## Begin Materials provided
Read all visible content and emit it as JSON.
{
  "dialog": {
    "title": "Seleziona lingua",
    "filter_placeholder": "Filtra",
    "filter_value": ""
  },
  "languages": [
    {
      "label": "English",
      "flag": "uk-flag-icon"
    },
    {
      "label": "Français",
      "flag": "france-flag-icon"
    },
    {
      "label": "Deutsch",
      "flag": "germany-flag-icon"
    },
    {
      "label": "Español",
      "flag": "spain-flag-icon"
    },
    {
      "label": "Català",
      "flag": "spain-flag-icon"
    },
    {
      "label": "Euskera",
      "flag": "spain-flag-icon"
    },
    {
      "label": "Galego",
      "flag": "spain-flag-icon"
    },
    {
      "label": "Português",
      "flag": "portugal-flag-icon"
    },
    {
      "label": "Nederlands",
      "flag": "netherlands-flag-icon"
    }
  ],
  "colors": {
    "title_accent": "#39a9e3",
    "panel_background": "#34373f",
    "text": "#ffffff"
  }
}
## End Materials provided
## Begin Materials provided
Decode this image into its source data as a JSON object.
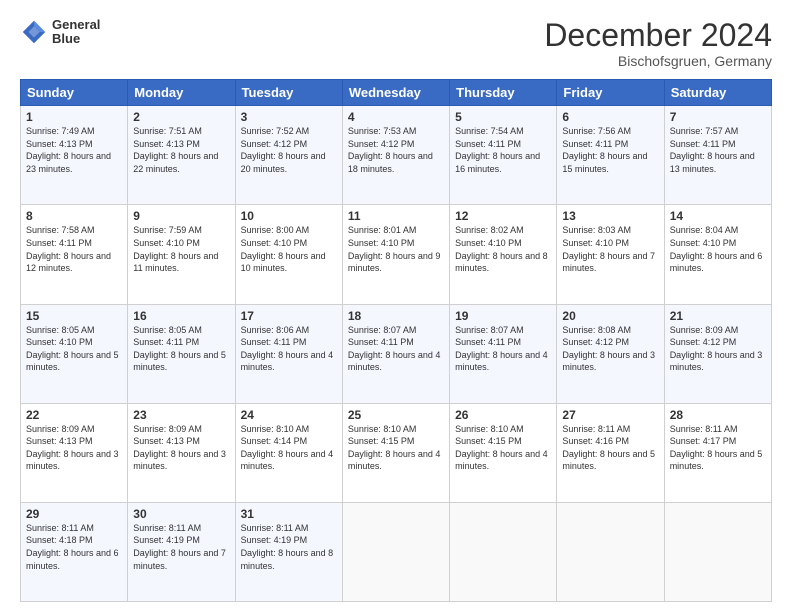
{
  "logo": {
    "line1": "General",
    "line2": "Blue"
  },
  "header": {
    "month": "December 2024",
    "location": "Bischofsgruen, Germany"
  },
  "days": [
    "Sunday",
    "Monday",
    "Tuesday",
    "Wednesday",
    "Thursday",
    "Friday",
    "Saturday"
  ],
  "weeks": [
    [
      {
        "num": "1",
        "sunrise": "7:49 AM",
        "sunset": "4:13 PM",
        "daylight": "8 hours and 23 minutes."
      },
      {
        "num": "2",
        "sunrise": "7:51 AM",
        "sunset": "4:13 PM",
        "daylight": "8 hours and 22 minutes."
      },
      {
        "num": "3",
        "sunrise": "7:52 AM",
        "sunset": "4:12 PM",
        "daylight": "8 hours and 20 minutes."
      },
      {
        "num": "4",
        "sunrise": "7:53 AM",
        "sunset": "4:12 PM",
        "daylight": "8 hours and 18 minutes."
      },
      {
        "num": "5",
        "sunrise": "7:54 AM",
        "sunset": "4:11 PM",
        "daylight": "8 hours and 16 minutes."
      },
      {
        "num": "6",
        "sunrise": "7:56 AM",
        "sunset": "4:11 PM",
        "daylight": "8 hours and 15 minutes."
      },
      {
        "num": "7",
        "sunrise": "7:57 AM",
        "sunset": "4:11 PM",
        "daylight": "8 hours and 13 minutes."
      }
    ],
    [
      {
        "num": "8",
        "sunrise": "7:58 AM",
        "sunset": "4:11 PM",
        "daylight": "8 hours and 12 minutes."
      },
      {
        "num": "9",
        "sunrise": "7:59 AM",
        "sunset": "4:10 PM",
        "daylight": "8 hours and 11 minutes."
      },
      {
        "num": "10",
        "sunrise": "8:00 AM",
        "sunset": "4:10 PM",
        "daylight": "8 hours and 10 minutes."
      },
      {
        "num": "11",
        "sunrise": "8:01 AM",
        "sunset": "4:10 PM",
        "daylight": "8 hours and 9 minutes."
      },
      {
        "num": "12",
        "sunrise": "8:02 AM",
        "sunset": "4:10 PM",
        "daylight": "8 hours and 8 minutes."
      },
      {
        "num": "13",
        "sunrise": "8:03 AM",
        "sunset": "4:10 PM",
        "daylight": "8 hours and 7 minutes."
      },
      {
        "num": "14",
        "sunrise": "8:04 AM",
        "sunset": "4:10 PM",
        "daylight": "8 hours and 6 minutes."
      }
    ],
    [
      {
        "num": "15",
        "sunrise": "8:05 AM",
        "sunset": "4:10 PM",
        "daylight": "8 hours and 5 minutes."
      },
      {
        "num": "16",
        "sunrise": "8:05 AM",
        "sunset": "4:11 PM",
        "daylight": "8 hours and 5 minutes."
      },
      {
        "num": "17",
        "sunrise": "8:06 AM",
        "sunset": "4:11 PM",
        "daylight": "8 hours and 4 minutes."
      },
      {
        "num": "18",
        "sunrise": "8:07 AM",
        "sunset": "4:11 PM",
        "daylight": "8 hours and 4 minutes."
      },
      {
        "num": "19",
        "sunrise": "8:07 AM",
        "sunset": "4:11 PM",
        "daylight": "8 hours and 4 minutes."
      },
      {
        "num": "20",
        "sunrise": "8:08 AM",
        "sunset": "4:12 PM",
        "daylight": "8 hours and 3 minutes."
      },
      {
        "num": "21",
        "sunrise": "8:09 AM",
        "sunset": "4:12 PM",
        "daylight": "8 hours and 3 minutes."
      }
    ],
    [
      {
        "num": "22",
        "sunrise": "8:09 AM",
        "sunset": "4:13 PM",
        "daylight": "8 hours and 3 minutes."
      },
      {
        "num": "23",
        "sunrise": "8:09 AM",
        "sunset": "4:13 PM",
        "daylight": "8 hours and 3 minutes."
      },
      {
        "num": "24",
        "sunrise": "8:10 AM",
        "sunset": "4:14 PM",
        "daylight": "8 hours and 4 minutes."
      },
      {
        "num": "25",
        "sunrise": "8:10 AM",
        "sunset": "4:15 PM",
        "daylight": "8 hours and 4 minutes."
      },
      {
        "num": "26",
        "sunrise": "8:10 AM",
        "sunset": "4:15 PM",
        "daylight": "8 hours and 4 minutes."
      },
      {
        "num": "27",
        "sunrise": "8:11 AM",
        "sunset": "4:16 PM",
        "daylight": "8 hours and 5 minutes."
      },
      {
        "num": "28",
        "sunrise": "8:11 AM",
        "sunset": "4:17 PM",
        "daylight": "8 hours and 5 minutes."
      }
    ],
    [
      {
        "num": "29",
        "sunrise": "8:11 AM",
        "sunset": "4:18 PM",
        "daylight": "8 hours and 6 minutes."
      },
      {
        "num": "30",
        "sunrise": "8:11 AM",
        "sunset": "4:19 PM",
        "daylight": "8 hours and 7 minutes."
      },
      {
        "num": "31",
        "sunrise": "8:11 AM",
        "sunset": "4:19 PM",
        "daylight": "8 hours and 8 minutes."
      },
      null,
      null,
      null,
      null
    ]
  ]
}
## End Materials provided
→ Task to carry out
From the listing above, return each line with the word "label".

→ In response
      "label": "English",
      "label": "Français",
      "label": "Deutsch",
      "label": "Español",
      "label": "Català",
      "label": "Euskera",
      "label": "Galego",
      "label": "Português",
      "label": "Nederlands",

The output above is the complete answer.